Present each line of the entries below that holds the word "pháp".

Start of Available records

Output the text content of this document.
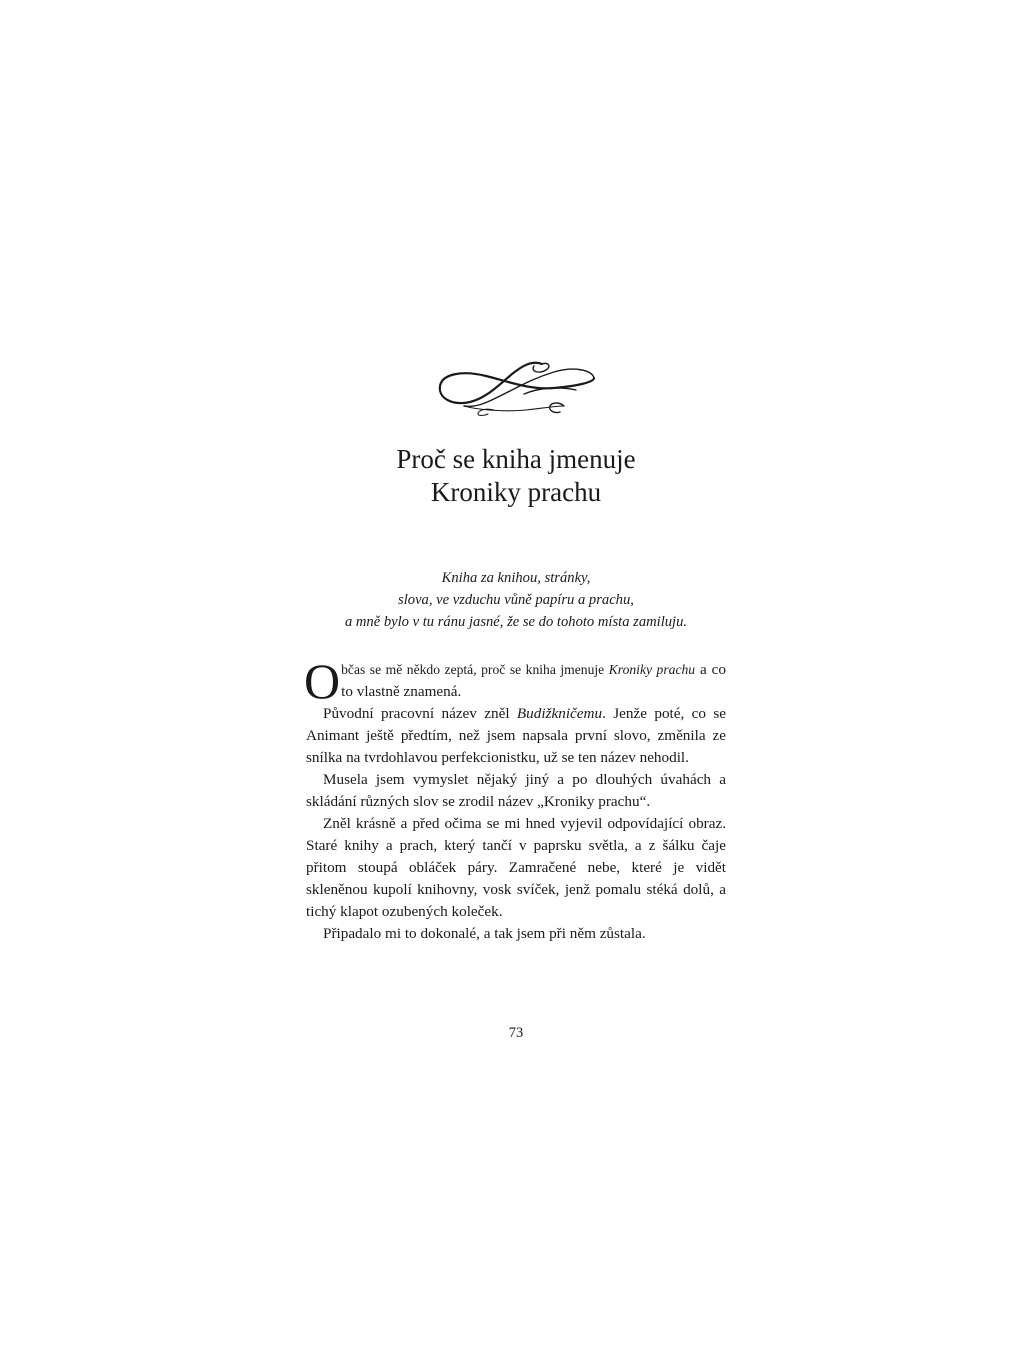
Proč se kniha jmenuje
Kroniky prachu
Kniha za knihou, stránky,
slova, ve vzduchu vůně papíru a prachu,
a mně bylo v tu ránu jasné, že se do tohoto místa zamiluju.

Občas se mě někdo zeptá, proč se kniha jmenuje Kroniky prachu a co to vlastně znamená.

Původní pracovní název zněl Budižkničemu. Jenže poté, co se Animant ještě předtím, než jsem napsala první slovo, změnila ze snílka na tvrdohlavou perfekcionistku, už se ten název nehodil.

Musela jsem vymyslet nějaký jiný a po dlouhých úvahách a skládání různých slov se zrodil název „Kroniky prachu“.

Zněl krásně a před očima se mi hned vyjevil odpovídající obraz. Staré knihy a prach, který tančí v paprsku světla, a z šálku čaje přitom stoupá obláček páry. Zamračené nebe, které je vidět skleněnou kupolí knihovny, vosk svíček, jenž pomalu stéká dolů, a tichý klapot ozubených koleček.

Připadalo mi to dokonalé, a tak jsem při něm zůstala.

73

End of Available records
Start of Available records

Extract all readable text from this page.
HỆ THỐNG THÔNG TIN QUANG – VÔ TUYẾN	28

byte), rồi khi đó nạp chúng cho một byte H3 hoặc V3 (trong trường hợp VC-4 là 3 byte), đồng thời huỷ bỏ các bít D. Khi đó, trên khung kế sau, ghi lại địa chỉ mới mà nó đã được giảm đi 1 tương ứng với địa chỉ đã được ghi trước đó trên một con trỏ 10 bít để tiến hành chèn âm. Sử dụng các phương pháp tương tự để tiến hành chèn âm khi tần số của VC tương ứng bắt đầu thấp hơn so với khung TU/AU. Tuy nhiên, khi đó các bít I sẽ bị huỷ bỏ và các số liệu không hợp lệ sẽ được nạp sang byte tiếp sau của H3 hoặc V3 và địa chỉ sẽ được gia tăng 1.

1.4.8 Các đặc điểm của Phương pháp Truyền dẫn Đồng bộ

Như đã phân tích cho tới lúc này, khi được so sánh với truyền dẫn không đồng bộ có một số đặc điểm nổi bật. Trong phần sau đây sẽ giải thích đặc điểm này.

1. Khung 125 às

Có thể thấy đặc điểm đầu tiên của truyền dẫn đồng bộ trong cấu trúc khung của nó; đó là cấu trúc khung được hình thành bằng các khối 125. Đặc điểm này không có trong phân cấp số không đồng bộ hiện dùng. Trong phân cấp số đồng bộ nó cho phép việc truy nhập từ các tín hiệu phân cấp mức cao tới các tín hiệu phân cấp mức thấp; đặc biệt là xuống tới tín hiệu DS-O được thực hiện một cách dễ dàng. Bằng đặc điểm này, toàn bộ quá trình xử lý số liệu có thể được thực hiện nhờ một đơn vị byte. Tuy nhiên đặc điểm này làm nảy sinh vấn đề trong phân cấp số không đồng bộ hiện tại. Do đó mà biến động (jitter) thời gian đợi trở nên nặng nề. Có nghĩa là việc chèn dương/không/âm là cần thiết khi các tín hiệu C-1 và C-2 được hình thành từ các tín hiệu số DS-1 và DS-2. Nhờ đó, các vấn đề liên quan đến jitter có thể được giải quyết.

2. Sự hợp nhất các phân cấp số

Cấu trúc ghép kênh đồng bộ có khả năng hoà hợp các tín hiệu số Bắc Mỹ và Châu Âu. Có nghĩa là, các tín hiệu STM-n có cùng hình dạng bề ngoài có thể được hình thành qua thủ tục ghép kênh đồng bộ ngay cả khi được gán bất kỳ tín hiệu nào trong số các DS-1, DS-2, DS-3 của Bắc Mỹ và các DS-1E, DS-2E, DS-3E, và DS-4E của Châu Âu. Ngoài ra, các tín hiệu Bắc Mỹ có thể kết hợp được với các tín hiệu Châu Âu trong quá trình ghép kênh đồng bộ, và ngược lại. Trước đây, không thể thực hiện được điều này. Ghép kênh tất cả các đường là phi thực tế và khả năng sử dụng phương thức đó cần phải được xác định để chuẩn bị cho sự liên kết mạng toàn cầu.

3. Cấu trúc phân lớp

End of Available records

# Correct answer
byte), rồi khi đó nạp chúng cho một byte H3 hoặc V3 (trong trường hợp VC-4 là 3 byte), đồng thời huỷ bỏ các bít D. Khi đó, trên khung kế sau, ghi lại địa chỉ mới mà nó đã được giảm đi 1 tương ứng với địa chỉ đã được ghi trước đó trên một con trỏ 10 bít để tiến hành chèn âm. Sử dụng các phương pháp tương tự để tiến hành chèn âm khi tần số của VC tương ứng bắt đầu thấp hơn so với khung TU/AU. Tuy nhiên, khi đó các bít I sẽ bị huỷ bỏ và các số liệu không hợp lệ sẽ được nạp sang byte tiếp sau của H3 hoặc V3 và địa chỉ sẽ được gia tăng 1.
1.4.8 Các đặc điểm của Phương pháp Truyền dẫn Đồng bộ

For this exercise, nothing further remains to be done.